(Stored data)
++++++++

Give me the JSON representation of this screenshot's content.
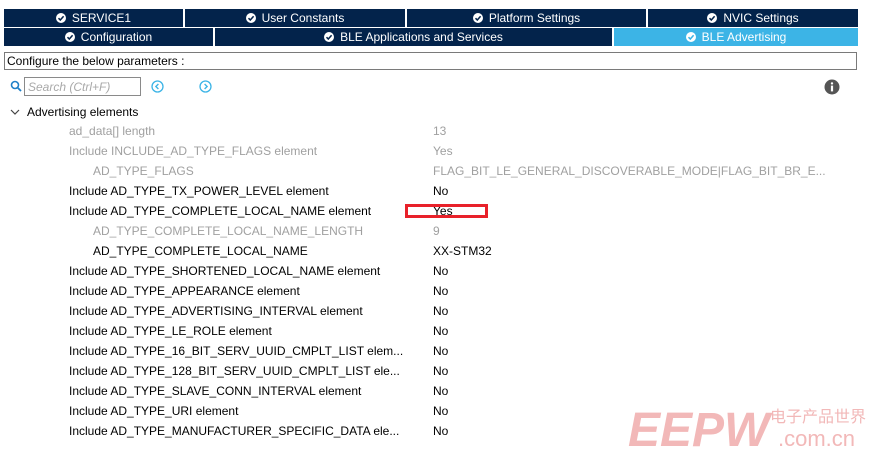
{
  "tabs_row1": [
    {
      "label": "SERVICE1"
    },
    {
      "label": "User Constants"
    },
    {
      "label": "Platform Settings"
    },
    {
      "label": "NVIC Settings"
    }
  ],
  "tabs_row2": [
    {
      "label": "Configuration"
    },
    {
      "label": "BLE Applications and Services"
    },
    {
      "label": "BLE Advertising",
      "active": true
    }
  ],
  "config_text": "Configure the below parameters :",
  "search": {
    "placeholder": "Search (Ctrl+F)"
  },
  "section": {
    "label": "Advertising elements"
  },
  "rows": [
    {
      "label": "ad_data[] length",
      "value": "13",
      "disabled": true,
      "indent": 1
    },
    {
      "label": "Include INCLUDE_AD_TYPE_FLAGS element",
      "value": "Yes",
      "disabled": true,
      "indent": 1
    },
    {
      "label": "AD_TYPE_FLAGS",
      "value": "FLAG_BIT_LE_GENERAL_DISCOVERABLE_MODE|FLAG_BIT_BR_E...",
      "disabled": true,
      "indent": 2
    },
    {
      "label": "Include AD_TYPE_TX_POWER_LEVEL element",
      "value": "No",
      "disabled": false,
      "indent": 1
    },
    {
      "label": "Include AD_TYPE_COMPLETE_LOCAL_NAME element",
      "value": "Yes",
      "disabled": false,
      "indent": 1,
      "highlighted": true
    },
    {
      "label": "AD_TYPE_COMPLETE_LOCAL_NAME_LENGTH",
      "value": "9",
      "disabled": true,
      "indent": 2
    },
    {
      "label": "AD_TYPE_COMPLETE_LOCAL_NAME",
      "value": "XX-STM32",
      "disabled": false,
      "indent": 2
    },
    {
      "label": "Include AD_TYPE_SHORTENED_LOCAL_NAME  element",
      "value": "No",
      "disabled": false,
      "indent": 1
    },
    {
      "label": "Include AD_TYPE_APPEARANCE element",
      "value": "No",
      "disabled": false,
      "indent": 1
    },
    {
      "label": "Include AD_TYPE_ADVERTISING_INTERVAL element",
      "value": "No",
      "disabled": false,
      "indent": 1
    },
    {
      "label": "Include AD_TYPE_LE_ROLE element",
      "value": "No",
      "disabled": false,
      "indent": 1
    },
    {
      "label": "Include AD_TYPE_16_BIT_SERV_UUID_CMPLT_LIST elem...",
      "value": "No",
      "disabled": false,
      "indent": 1
    },
    {
      "label": "Include AD_TYPE_128_BIT_SERV_UUID_CMPLT_LIST ele...",
      "value": "No",
      "disabled": false,
      "indent": 1
    },
    {
      "label": "Include AD_TYPE_SLAVE_CONN_INTERVAL element",
      "value": "No",
      "disabled": false,
      "indent": 1
    },
    {
      "label": "Include AD_TYPE_URI element",
      "value": "No",
      "disabled": false,
      "indent": 1
    },
    {
      "label": "Include AD_TYPE_MANUFACTURER_SPECIFIC_DATA ele...",
      "value": "No",
      "disabled": false,
      "indent": 1
    }
  ],
  "watermark": {
    "brand": "EEPW",
    "site": ".com.cn",
    "cn": "电子产品世界"
  },
  "colors": {
    "tab_bg": "#03234b",
    "tab_active": "#3cb4e6",
    "highlight": "#e8212a",
    "disabled_text": "#a0a0a0",
    "nav_icon": "#3cb4e6",
    "watermark": "#f2b8b8"
  }
}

++++++++

## Goal
Set the pictures aside and transcribe the data above exactly.

## Answer below
Give me the JSON representation of this screenshot's content.
{
  "tabs_row1": [
    {
      "label": "SERVICE1"
    },
    {
      "label": "User Constants"
    },
    {
      "label": "Platform Settings"
    },
    {
      "label": "NVIC Settings"
    }
  ],
  "tabs_row2": [
    {
      "label": "Configuration"
    },
    {
      "label": "BLE Applications and Services"
    },
    {
      "label": "BLE Advertising",
      "active": true
    }
  ],
  "config_text": "Configure the below parameters :",
  "search": {
    "placeholder": "Search (Ctrl+F)"
  },
  "section": {
    "label": "Advertising elements"
  },
  "rows": [
    {
      "label": "ad_data[] length",
      "value": "13",
      "disabled": true,
      "indent": 1
    },
    {
      "label": "Include INCLUDE_AD_TYPE_FLAGS element",
      "value": "Yes",
      "disabled": true,
      "indent": 1
    },
    {
      "label": "AD_TYPE_FLAGS",
      "value": "FLAG_BIT_LE_GENERAL_DISCOVERABLE_MODE|FLAG_BIT_BR_E...",
      "disabled": true,
      "indent": 2
    },
    {
      "label": "Include AD_TYPE_TX_POWER_LEVEL element",
      "value": "No",
      "disabled": false,
      "indent": 1
    },
    {
      "label": "Include AD_TYPE_COMPLETE_LOCAL_NAME element",
      "value": "Yes",
      "disabled": false,
      "indent": 1,
      "highlighted": true
    },
    {
      "label": "AD_TYPE_COMPLETE_LOCAL_NAME_LENGTH",
      "value": "9",
      "disabled": true,
      "indent": 2
    },
    {
      "label": "AD_TYPE_COMPLETE_LOCAL_NAME",
      "value": "XX-STM32",
      "disabled": false,
      "indent": 2
    },
    {
      "label": "Include AD_TYPE_SHORTENED_LOCAL_NAME  element",
      "value": "No",
      "disabled": false,
      "indent": 1
    },
    {
      "label": "Include AD_TYPE_APPEARANCE element",
      "value": "No",
      "disabled": false,
      "indent": 1
    },
    {
      "label": "Include AD_TYPE_ADVERTISING_INTERVAL element",
      "value": "No",
      "disabled": false,
      "indent": 1
    },
    {
      "label": "Include AD_TYPE_LE_ROLE element",
      "value": "No",
      "disabled": false,
      "indent": 1
    },
    {
      "label": "Include AD_TYPE_16_BIT_SERV_UUID_CMPLT_LIST elem...",
      "value": "No",
      "disabled": false,
      "indent": 1
    },
    {
      "label": "Include AD_TYPE_128_BIT_SERV_UUID_CMPLT_LIST ele...",
      "value": "No",
      "disabled": false,
      "indent": 1
    },
    {
      "label": "Include AD_TYPE_SLAVE_CONN_INTERVAL element",
      "value": "No",
      "disabled": false,
      "indent": 1
    },
    {
      "label": "Include AD_TYPE_URI element",
      "value": "No",
      "disabled": false,
      "indent": 1
    },
    {
      "label": "Include AD_TYPE_MANUFACTURER_SPECIFIC_DATA ele...",
      "value": "No",
      "disabled": false,
      "indent": 1
    }
  ],
  "watermark": {
    "brand": "EEPW",
    "site": ".com.cn",
    "cn": "电子产品世界"
  },
  "colors": {
    "tab_bg": "#03234b",
    "tab_active": "#3cb4e6",
    "highlight": "#e8212a",
    "disabled_text": "#a0a0a0",
    "nav_icon": "#3cb4e6",
    "watermark": "#f2b8b8"
  }
}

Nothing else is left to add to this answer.